─── Task input
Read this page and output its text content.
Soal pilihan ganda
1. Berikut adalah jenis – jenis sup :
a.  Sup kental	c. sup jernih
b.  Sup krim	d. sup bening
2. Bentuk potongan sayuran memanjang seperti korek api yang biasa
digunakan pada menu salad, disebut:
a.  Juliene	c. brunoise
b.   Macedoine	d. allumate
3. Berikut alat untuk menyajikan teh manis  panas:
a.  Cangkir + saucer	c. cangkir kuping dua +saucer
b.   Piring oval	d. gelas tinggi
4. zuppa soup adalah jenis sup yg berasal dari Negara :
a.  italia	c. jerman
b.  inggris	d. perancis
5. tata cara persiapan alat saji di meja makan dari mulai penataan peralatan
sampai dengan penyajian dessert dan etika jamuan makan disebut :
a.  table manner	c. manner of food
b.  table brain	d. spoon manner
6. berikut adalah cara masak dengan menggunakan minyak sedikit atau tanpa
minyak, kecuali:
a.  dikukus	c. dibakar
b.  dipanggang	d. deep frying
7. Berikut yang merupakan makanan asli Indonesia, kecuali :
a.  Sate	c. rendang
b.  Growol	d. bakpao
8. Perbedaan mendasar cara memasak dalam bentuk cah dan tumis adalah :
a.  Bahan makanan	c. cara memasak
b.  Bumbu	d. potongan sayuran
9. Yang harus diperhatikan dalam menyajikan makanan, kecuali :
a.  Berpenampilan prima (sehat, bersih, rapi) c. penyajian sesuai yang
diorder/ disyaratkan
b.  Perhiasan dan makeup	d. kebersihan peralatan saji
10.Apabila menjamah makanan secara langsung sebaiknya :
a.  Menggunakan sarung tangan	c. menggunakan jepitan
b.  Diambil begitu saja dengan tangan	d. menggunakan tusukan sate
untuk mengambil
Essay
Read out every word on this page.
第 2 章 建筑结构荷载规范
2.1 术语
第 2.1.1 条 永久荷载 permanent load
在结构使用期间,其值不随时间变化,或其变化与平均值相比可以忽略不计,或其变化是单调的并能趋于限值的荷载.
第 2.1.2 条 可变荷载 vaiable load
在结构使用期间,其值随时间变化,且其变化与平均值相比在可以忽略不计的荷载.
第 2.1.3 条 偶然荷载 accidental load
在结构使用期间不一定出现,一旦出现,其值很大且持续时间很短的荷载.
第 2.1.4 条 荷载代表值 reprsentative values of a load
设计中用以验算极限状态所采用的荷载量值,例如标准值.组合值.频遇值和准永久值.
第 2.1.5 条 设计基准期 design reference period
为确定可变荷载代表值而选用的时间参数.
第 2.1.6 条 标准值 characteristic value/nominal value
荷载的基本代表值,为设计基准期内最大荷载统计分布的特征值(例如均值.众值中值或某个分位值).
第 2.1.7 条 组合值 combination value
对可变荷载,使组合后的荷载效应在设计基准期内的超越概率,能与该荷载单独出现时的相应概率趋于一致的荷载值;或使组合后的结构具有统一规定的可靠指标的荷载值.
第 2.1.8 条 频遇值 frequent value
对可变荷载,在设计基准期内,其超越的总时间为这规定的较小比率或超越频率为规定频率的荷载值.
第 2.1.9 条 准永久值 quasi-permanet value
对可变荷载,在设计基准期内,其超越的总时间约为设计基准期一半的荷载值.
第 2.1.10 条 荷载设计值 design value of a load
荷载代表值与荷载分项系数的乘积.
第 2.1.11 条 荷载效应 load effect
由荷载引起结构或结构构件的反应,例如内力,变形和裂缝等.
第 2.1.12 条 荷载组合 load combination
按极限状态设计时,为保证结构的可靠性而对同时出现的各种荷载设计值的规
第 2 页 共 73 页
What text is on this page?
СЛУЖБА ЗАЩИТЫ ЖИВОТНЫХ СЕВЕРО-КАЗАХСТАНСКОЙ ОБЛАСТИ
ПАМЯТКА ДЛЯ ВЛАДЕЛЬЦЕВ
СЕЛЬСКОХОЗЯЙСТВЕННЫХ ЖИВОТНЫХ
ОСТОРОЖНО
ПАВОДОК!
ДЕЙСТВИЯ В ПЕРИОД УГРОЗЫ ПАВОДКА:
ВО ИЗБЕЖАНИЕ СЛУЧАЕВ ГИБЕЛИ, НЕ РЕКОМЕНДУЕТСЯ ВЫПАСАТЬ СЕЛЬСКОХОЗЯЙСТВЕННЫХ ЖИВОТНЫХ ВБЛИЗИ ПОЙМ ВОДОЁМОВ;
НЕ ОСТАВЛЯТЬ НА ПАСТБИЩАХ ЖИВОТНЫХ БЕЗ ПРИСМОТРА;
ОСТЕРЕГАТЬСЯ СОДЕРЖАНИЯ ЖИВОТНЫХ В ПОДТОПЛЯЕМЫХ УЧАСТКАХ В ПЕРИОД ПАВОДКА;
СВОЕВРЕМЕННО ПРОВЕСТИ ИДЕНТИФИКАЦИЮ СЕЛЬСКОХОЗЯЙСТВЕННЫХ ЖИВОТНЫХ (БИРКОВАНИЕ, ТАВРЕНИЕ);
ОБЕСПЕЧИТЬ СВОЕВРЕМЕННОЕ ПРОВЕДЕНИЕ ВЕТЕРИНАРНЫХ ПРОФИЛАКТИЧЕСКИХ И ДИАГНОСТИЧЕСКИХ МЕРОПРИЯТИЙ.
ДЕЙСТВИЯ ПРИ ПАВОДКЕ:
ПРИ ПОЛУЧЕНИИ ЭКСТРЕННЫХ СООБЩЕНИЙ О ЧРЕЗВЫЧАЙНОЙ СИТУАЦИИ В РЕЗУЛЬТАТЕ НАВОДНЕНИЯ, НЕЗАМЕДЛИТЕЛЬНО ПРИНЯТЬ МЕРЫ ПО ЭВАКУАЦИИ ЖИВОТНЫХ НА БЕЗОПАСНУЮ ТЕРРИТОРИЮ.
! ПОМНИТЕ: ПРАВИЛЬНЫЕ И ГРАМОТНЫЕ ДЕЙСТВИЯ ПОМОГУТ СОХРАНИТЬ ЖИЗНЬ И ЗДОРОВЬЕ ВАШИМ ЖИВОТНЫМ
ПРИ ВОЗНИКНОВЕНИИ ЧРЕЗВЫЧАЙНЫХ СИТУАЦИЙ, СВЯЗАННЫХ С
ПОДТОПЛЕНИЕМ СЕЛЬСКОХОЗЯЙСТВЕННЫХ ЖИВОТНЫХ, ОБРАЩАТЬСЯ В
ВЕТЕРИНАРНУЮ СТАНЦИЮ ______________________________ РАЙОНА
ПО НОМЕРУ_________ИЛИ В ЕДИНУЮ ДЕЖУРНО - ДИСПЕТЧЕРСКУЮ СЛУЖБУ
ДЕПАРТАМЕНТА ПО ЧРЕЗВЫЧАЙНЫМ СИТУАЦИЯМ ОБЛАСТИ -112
──────
• **Given task**:
Write out every entry verbatim.

• **Answer**:
Read this page and output its text content.
Soal pilihan ganda
1. Berikut adalah jenis – jenis sup :
a.  Sup kental	c. sup jernih
b.  Sup krim	d. sup bening
2. Bentuk potongan sayuran memanjang seperti korek api yang biasa
digunakan pada menu salad, disebut:
a.  Juliene	c. brunoise
b.   Macedoine	d. allumate
3. Berikut alat untuk menyajikan teh manis  panas:
a.  Cangkir + saucer	c. cangkir kuping dua +saucer
b.   Piring oval	d. gelas tinggi
4. zuppa soup adalah jenis sup yg berasal dari Negara :
a.  italia	c. jerman
b.  inggris	d. perancis
5. tata cara persiapan alat saji di meja makan dari mulai penataan peralatan
sampai dengan penyajian dessert dan etika jamuan makan disebut :
a.  table manner	c. manner of food
b.  table brain	d. spoon manner
6. berikut adalah cara masak dengan menggunakan minyak sedikit atau tanpa
minyak, kecuali:
a.  dikukus	c. dibakar
b.  dipanggang	d. deep frying
7. Berikut yang merupakan makanan asli Indonesia, kecuali :
a.  Sate	c. rendang
b.  Growol	d. bakpao
8. Perbedaan mendasar cara memasak dalam bentuk cah dan tumis adalah :
a.  Bahan makanan	c. cara memasak
b.  Bumbu	d. potongan sayuran
9. Yang harus diperhatikan dalam menyajikan makanan, kecuali :
a.  Berpenampilan prima (sehat, bersih, rapi) c. penyajian sesuai yang
diorder/ disyaratkan
b.  Perhiasan dan makeup	d. kebersihan peralatan saji
10.Apabila menjamah makanan secara langsung sebaiknya :
a.  Menggunakan sarung tangan	c. menggunakan jepitan
b.  Diambil begitu saja dengan tangan	d. menggunakan tusukan sate
untuk mengambil
Essay
Read out every word on this page.
第 2 章 建筑结构荷载规范
2.1 术语
第 2.1.1 条 永久荷载 permanent load
在结构使用期间,其值不随时间变化,或其变化与平均值相比可以忽略不计,或其变化是单调的并能趋于限值的荷载.
第 2.1.2 条 可变荷载 vaiable load
在结构使用期间,其值随时间变化,且其变化与平均值相比在可以忽略不计的荷载.
第 2.1.3 条 偶然荷载 accidental load
在结构使用期间不一定出现,一旦出现,其值很大且持续时间很短的荷载.
第 2.1.4 条 荷载代表值 reprsentative values of a load
设计中用以验算极限状态所采用的荷载量值,例如标准值.组合值.频遇值和准永久值.
第 2.1.5 条 设计基准期 design reference period
为确定可变荷载代表值而选用的时间参数.
第 2.1.6 条 标准值 characteristic value/nominal value
荷载的基本代表值,为设计基准期内最大荷载统计分布的特征值(例如均值.众值中值或某个分位值).
第 2.1.7 条 组合值 combination value
对可变荷载,使组合后的荷载效应在设计基准期内的超越概率,能与该荷载单独出现时的相应概率趋于一致的荷载值;或使组合后的结构具有统一规定的可靠指标的荷载值.
第 2.1.8 条 频遇值 frequent value
对可变荷载,在设计基准期内,其超越的总时间为这规定的较小比率或超越频率为规定频率的荷载值.
第 2.1.9 条 准永久值 quasi-permanet value
对可变荷载,在设计基准期内,其超越的总时间约为设计基准期一半的荷载值.
第 2.1.10 条 荷载设计值 design value of a load
荷载代表值与荷载分项系数的乘积.
第 2.1.11 条 荷载效应 load effect
由荷载引起结构或结构构件的反应,例如内力,变形和裂缝等.
第 2.1.12 条 荷载组合 load combination
按极限状态设计时,为保证结构的可靠性而对同时出现的各种荷载设计值的规
第 2 页 共 73 页
What text is on this page?
СЛУЖБА ЗАЩИТЫ ЖИВОТНЫХ СЕВЕРО-КАЗАХСТАНСКОЙ ОБЛАСТИ
ПАМЯТКА ДЛЯ ВЛАДЕЛЬЦЕВ
СЕЛЬСКОХОЗЯЙСТВЕННЫХ ЖИВОТНЫХ
ОСТОРОЖНО
ПАВОДОК!
ДЕЙСТВИЯ В ПЕРИОД УГРОЗЫ ПАВОДКА:
ВО ИЗБЕЖАНИЕ СЛУЧАЕВ ГИБЕЛИ, НЕ РЕКОМЕНДУЕТСЯ ВЫПАСАТЬ СЕЛЬСКОХОЗЯЙСТВЕННЫХ ЖИВОТНЫХ ВБЛИЗИ ПОЙМ ВОДОЁМОВ;
НЕ ОСТАВЛЯТЬ НА ПАСТБИЩАХ ЖИВОТНЫХ БЕЗ ПРИСМОТРА;
ОСТЕРЕГАТЬСЯ СОДЕРЖАНИЯ ЖИВОТНЫХ В ПОДТОПЛЯЕМЫХ УЧАСТКАХ В ПЕРИОД ПАВОДКА;
СВОЕВРЕМЕННО ПРОВЕСТИ ИДЕНТИФИКАЦИЮ СЕЛЬСКОХОЗЯЙСТВЕННЫХ ЖИВОТНЫХ (БИРКОВАНИЕ, ТАВРЕНИЕ);
ОБЕСПЕЧИТЬ СВОЕВРЕМЕННОЕ ПРОВЕДЕНИЕ ВЕТЕРИНАРНЫХ ПРОФИЛАКТИЧЕСКИХ И ДИАГНОСТИЧЕСКИХ МЕРОПРИЯТИЙ.
ДЕЙСТВИЯ ПРИ ПАВОДКЕ:
ПРИ ПОЛУЧЕНИИ ЭКСТРЕННЫХ СООБЩЕНИЙ О ЧРЕЗВЫЧАЙНОЙ СИТУАЦИИ В РЕЗУЛЬТАТЕ НАВОДНЕНИЯ, НЕЗАМЕДЛИТЕЛЬНО ПРИНЯТЬ МЕРЫ ПО ЭВАКУАЦИИ ЖИВОТНЫХ НА БЕЗОПАСНУЮ ТЕРРИТОРИЮ.
! ПОМНИТЕ: ПРАВИЛЬНЫЕ И ГРАМОТНЫЕ ДЕЙСТВИЯ ПОМОГУТ СОХРАНИТЬ ЖИЗНЬ И ЗДОРОВЬЕ ВАШИМ ЖИВОТНЫМ
ПРИ ВОЗНИКНОВЕНИИ ЧРЕЗВЫЧАЙНЫХ СИТУАЦИЙ, СВЯЗАННЫХ С
ПОДТОПЛЕНИЕМ СЕЛЬСКОХОЗЯЙСТВЕННЫХ ЖИВОТНЫХ, ОБРАЩАТЬСЯ В
ВЕТЕРИНАРНУЮ СТАНЦИЮ ______________________________ РАЙОНА
ПО НОМЕРУ_________ИЛИ В ЕДИНУЮ ДЕЖУРНО - ДИСПЕТЧЕРСКУЮ СЛУЖБУ
ДЕПАРТАМЕНТА ПО ЧРЕЗВЫЧАЙНЫМ СИТУАЦИЯМ ОБЛАСТИ -112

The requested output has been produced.